╭─ DATASET CONTENT

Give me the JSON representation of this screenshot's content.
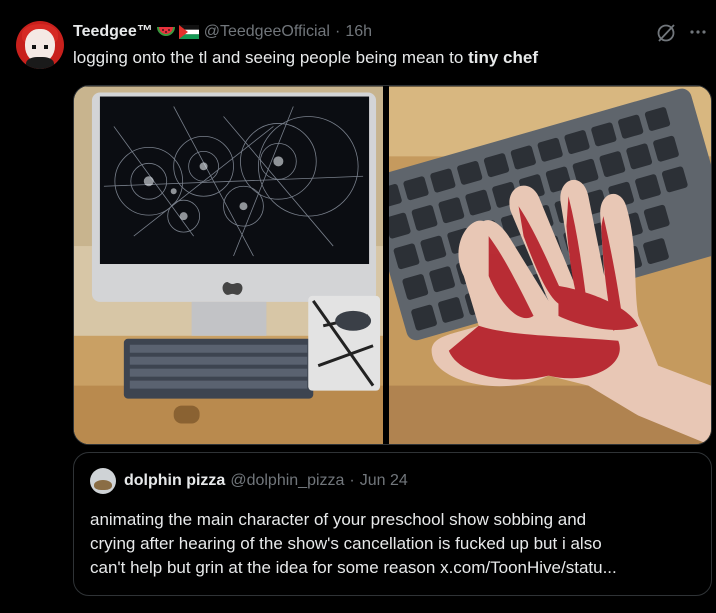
{
  "tweet": {
    "author_name": "Teedgee™",
    "emoji": [
      "watermelon-emoji",
      "palestine-flag-emoji"
    ],
    "handle": "@TeedgeeOfficial",
    "separator": "·",
    "time": "16h",
    "text_before": "logging onto the tl and seeing people being mean to ",
    "text_bold": "tiny chef"
  },
  "quote": {
    "author_name": "dolphin pizza",
    "handle": "@dolphin_pizza",
    "separator": "·",
    "date": "Jun 24",
    "lines": [
      "animating the main character of your preschool show sobbing and",
      "crying after hearing of the show's cancellation is fucked up but i also",
      "can't help but grin at the idea for some reason x.com/ToonHive/statu..."
    ]
  },
  "colors": {
    "background": "#000000",
    "text": "#e7e9ea",
    "secondary": "#71767b",
    "border": "#2f3336"
  }
}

╰─

-- EXERCISE --
Repeat the material exactly as it reads, without any of its pictures.

-- FINAL RESULT --
Give me the JSON representation of this screenshot's content.
{
  "tweet": {
    "author_name": "Teedgee™",
    "emoji": [
      "watermelon-emoji",
      "palestine-flag-emoji"
    ],
    "handle": "@TeedgeeOfficial",
    "separator": "·",
    "time": "16h",
    "text_before": "logging onto the tl and seeing people being mean to ",
    "text_bold": "tiny chef"
  },
  "quote": {
    "author_name": "dolphin pizza",
    "handle": "@dolphin_pizza",
    "separator": "·",
    "date": "Jun 24",
    "lines": [
      "animating the main character of your preschool show sobbing and",
      "crying after hearing of the show's cancellation is fucked up but i also",
      "can't help but grin at the idea for some reason x.com/ToonHive/statu..."
    ]
  },
  "colors": {
    "background": "#000000",
    "text": "#e7e9ea",
    "secondary": "#71767b",
    "border": "#2f3336"
  }
}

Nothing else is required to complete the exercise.